**What is needed:** Print each line of the listing once more, precisely as given.
***** Records provided
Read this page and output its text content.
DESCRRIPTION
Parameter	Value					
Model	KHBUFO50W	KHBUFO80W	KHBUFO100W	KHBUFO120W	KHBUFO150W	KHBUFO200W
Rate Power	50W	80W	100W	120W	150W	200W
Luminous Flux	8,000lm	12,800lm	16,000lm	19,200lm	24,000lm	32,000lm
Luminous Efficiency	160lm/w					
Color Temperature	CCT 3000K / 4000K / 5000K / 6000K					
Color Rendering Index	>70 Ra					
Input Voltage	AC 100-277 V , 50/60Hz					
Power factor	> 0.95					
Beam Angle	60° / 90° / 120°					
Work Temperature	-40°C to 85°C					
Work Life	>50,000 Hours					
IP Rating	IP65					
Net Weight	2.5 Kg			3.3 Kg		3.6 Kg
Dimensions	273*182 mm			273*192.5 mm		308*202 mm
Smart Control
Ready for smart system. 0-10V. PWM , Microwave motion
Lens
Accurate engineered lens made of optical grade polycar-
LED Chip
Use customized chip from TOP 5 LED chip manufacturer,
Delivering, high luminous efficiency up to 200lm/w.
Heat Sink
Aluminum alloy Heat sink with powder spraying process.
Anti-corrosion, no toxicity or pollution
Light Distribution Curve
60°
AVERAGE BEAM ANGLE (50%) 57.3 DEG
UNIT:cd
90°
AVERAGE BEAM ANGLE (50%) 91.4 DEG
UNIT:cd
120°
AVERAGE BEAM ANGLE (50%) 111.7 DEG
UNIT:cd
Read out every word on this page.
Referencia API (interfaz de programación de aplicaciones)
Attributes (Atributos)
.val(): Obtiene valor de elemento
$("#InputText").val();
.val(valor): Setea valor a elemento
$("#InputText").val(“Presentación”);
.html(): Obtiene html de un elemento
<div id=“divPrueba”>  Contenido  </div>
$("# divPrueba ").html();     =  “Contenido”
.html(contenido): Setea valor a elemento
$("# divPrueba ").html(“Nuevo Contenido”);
**********
**Exercise output:**
Read this page and output its text content.
DESCRRIPTION
Parameter	Value					
Model	KHBUFO50W	KHBUFO80W	KHBUFO100W	KHBUFO120W	KHBUFO150W	KHBUFO200W
Rate Power	50W	80W	100W	120W	150W	200W
Luminous Flux	8,000lm	12,800lm	16,000lm	19,200lm	24,000lm	32,000lm
Luminous Efficiency	160lm/w					
Color Temperature	CCT 3000K / 4000K / 5000K / 6000K					
Color Rendering Index	>70 Ra					
Input Voltage	AC 100-277 V , 50/60Hz					
Power factor	> 0.95					
Beam Angle	60° / 90° / 120°					
Work Temperature	-40°C to 85°C					
Work Life	>50,000 Hours					
IP Rating	IP65					
Net Weight	2.5 Kg			3.3 Kg		3.6 Kg
Dimensions	273*182 mm			273*192.5 mm		308*202 mm
Smart Control
Ready for smart system. 0-10V. PWM , Microwave motion
Lens
Accurate engineered lens made of optical grade polycar-
LED Chip
Use customized chip from TOP 5 LED chip manufacturer,
Delivering, high luminous efficiency up to 200lm/w.
Heat Sink
Aluminum alloy Heat sink with powder spraying process.
Anti-corrosion, no toxicity or pollution
Light Distribution Curve
60°
AVERAGE BEAM ANGLE (50%) 57.3 DEG
UNIT:cd
90°
AVERAGE BEAM ANGLE (50%) 91.4 DEG
UNIT:cd
120°
AVERAGE BEAM ANGLE (50%) 111.7 DEG
UNIT:cd
Read out every word on this page.
Referencia API (interfaz de programación de aplicaciones)
Attributes (Atributos)
.val(): Obtiene valor de elemento
$("#InputText").val();
.val(valor): Setea valor a elemento
$("#InputText").val(“Presentación”);
.html(): Obtiene html de un elemento
<div id=“divPrueba”>  Contenido  </div>
$("# divPrueba ").html();     =  “Contenido”
.html(contenido): Setea valor a elemento
$("# divPrueba ").html(“Nuevo Contenido”);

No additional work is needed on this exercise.